# Start of Provided records
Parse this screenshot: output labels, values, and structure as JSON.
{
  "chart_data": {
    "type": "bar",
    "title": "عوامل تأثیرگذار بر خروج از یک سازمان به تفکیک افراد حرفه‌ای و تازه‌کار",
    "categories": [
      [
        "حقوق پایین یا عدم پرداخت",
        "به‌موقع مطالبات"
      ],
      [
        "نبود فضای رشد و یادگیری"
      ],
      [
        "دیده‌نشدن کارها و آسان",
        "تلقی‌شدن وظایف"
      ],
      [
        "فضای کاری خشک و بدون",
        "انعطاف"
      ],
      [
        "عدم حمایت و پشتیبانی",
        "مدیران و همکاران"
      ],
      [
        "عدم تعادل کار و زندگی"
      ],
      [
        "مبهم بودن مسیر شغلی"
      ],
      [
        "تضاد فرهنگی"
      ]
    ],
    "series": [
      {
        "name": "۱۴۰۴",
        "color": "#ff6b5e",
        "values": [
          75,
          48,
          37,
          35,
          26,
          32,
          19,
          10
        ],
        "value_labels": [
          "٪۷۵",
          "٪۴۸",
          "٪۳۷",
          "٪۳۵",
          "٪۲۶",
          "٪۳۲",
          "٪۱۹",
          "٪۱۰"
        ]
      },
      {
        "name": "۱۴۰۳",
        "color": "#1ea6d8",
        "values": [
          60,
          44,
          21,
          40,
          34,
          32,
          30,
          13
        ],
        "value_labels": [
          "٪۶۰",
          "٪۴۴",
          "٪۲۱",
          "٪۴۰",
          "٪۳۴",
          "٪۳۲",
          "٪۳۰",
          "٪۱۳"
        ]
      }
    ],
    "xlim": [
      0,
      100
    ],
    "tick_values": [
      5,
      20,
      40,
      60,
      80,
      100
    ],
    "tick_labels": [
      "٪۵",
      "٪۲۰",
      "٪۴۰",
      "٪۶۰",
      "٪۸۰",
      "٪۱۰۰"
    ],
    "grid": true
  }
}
# End of Provided records
What is being asked =
In the entries above, find each line with the word "فضای" and show it.

Output for this task =
        "نبود فضای رشد و یادگیری"
        "فضای کاری خشک و بدون",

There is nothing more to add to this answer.